* Begin *

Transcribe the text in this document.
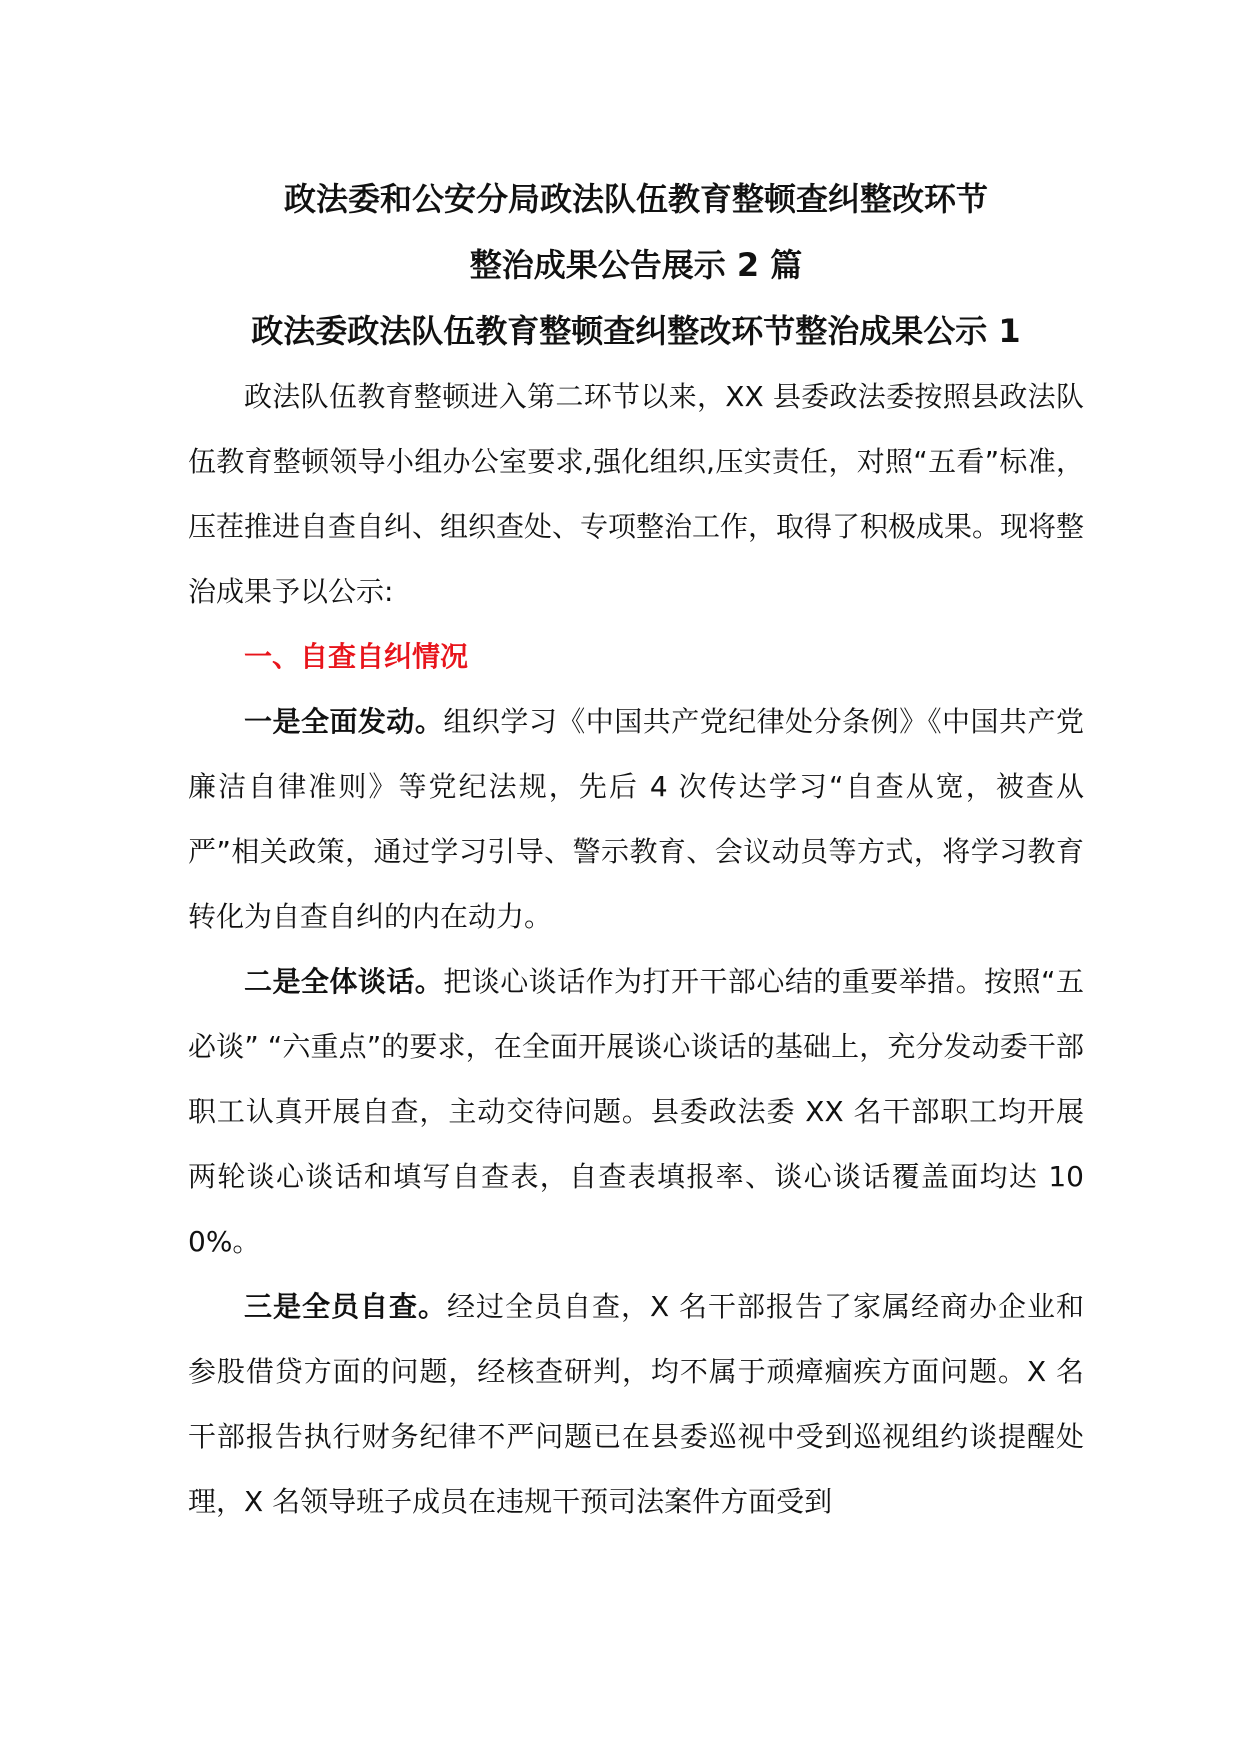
政法委和公安分局政法队伍教育整顿查纠整改环节

整治成果公告展示 2 篇

政法委政法队伍教育整顿查纠整改环节整治成果公示 1

政法队伍教育整顿进入第二环节以来，XX 县委政法委按照县政法队伍教育整顿领导小组办公室要求,强化组织,压实责任，对照“五看”标准，压茬推进自查自纠、组织查处、专项整治工作，取得了积极成果。现将整治成果予以公示:

一、自查自纠情况

一是全面发动。组织学习《中国共产党纪律处分条例》《中国共产党廉洁自律准则》等党纪法规，先后 4 次传达学习“自查从宽，被查从严”相关政策，通过学习引导、警示教育、会议动员等方式，将学习教育转化为自查自纠的内在动力。

二是全体谈话。把谈心谈话作为打开干部心结的重要举措。按照“五必谈” “六重点”的要求，在全面开展谈心谈话的基础上，充分发动委干部职工认真开展自查，主动交待问题。县委政法委 XX 名干部职工均开展两轮谈心谈话和填写自查表，自查表填报率、谈心谈话覆盖面均达 100%。

三是全员自查。经过全员自查，X 名干部报告了家属经商办企业和参股借贷方面的问题，经核查研判，均不属于顽瘴痼疾方面问题。X 名干部报告执行财务纪律不严问题已在县委巡视中受到巡视组约谈提醒处理，X 名领导班子成员在违规干预司法案件方面受到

* End *

# [TASK PROMPT]
Leave out the pictures and give the rest of the records again exactly.

# [RESPONSE]
Transcribe the text in this document.
政法委和公安分局政法队伍教育整顿查纠整改环节

整治成果公告展示 2 篇

政法委政法队伍教育整顿查纠整改环节整治成果公示 1

政法队伍教育整顿进入第二环节以来，XX 县委政法委按照县政法队伍教育整顿领导小组办公室要求,强化组织,压实责任，对照“五看”标准，压茬推进自查自纠、组织查处、专项整治工作，取得了积极成果。现将整治成果予以公示:

一、自查自纠情况

一是全面发动。组织学习《中国共产党纪律处分条例》《中国共产党廉洁自律准则》等党纪法规，先后 4 次传达学习“自查从宽，被查从严”相关政策，通过学习引导、警示教育、会议动员等方式，将学习教育转化为自查自纠的内在动力。

二是全体谈话。把谈心谈话作为打开干部心结的重要举措。按照“五必谈” “六重点”的要求，在全面开展谈心谈话的基础上，充分发动委干部职工认真开展自查，主动交待问题。县委政法委 XX 名干部职工均开展两轮谈心谈话和填写自查表，自查表填报率、谈心谈话覆盖面均达 100%。

三是全员自查。经过全员自查，X 名干部报告了家属经商办企业和参股借贷方面的问题，经核查研判，均不属于顽瘴痼疾方面问题。X 名干部报告执行财务纪律不严问题已在县委巡视中受到巡视组约谈提醒处理，X 名领导班子成员在违规干预司法案件方面受到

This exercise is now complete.